WHAT TO DO
In the material below, repeat only the lines from the one that holds "Output the text content of this document." through the final line, exactly as they stand.
* BEGIN *
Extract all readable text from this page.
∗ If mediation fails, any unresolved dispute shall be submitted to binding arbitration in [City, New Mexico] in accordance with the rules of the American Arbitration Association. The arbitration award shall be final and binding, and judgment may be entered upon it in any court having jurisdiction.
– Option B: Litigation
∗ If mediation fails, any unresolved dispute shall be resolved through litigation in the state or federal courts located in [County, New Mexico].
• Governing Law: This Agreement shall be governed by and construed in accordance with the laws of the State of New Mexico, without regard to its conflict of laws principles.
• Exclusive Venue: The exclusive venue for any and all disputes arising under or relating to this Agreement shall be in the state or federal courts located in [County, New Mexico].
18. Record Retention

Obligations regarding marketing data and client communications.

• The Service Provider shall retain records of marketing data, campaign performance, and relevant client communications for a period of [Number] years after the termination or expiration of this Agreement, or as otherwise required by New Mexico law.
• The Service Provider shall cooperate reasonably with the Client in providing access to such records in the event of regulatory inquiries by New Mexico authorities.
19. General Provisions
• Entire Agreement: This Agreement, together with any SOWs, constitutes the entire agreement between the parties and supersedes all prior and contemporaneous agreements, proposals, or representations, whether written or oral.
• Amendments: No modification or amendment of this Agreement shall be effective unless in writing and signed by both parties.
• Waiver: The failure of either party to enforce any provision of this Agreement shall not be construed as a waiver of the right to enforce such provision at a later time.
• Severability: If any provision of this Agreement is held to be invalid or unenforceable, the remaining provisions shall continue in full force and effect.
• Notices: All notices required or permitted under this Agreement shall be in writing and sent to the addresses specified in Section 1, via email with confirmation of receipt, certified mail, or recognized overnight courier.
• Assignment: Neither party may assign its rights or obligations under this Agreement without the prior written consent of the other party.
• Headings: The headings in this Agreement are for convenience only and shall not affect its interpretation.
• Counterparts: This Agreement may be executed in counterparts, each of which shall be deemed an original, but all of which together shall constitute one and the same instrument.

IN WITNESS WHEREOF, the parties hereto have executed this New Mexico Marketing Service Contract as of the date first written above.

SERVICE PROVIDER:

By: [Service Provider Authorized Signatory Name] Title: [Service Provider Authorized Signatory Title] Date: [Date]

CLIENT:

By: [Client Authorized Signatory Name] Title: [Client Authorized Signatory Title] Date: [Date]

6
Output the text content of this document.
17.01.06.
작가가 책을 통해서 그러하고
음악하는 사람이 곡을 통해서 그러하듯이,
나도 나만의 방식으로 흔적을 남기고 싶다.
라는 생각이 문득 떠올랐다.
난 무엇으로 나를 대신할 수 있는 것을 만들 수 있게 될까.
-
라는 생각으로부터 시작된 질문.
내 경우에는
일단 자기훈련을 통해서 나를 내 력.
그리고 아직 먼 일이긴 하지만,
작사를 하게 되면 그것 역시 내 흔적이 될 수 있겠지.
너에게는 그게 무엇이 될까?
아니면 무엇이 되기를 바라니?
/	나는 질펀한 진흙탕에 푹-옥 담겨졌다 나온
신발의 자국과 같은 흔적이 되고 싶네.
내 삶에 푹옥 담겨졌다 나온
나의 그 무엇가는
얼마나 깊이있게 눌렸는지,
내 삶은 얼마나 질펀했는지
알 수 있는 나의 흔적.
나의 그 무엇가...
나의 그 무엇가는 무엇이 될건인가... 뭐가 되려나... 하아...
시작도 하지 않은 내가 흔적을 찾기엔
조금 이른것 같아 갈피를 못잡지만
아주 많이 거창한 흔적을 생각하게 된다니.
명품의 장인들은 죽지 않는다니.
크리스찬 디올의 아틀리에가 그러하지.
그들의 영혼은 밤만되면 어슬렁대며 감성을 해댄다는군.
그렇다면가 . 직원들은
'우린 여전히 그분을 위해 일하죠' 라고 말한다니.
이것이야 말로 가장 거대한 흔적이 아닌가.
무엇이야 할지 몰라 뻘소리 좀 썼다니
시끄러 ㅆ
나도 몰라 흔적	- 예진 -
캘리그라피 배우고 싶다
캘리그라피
* END *
COMPLETE ANSWER
Output the text content of this document.
17.01.06.
작가가 책을 통해서 그러하고
음악하는 사람이 곡을 통해서 그러하듯이,
나도 나만의 방식으로 흔적을 남기고 싶다.
라는 생각이 문득 떠올랐다.
난 무엇으로 나를 대신할 수 있는 것을 만들 수 있게 될까.
-
라는 생각으로부터 시작된 질문.
내 경우에는
일단 자기훈련을 통해서 나를 내 력.
그리고 아직 먼 일이긴 하지만,
작사를 하게 되면 그것 역시 내 흔적이 될 수 있겠지.
너에게는 그게 무엇이 될까?
아니면 무엇이 되기를 바라니?
/	나는 질펀한 진흙탕에 푹-옥 담겨졌다 나온
신발의 자국과 같은 흔적이 되고 싶네.
내 삶에 푹옥 담겨졌다 나온
나의 그 무엇가는
얼마나 깊이있게 눌렸는지,
내 삶은 얼마나 질펀했는지
알 수 있는 나의 흔적.
나의 그 무엇가...
나의 그 무엇가는 무엇이 될건인가... 뭐가 되려나... 하아...
시작도 하지 않은 내가 흔적을 찾기엔
조금 이른것 같아 갈피를 못잡지만
아주 많이 거창한 흔적을 생각하게 된다니.
명품의 장인들은 죽지 않는다니.
크리스찬 디올의 아틀리에가 그러하지.
그들의 영혼은 밤만되면 어슬렁대며 감성을 해댄다는군.
그렇다면가 . 직원들은
'우린 여전히 그분을 위해 일하죠' 라고 말한다니.
이것이야 말로 가장 거대한 흔적이 아닌가.
무엇이야 할지 몰라 뻘소리 좀 썼다니
시끄러 ㅆ
나도 몰라 흔적	- 예진 -
캘리그라피 배우고 싶다
캘리그라피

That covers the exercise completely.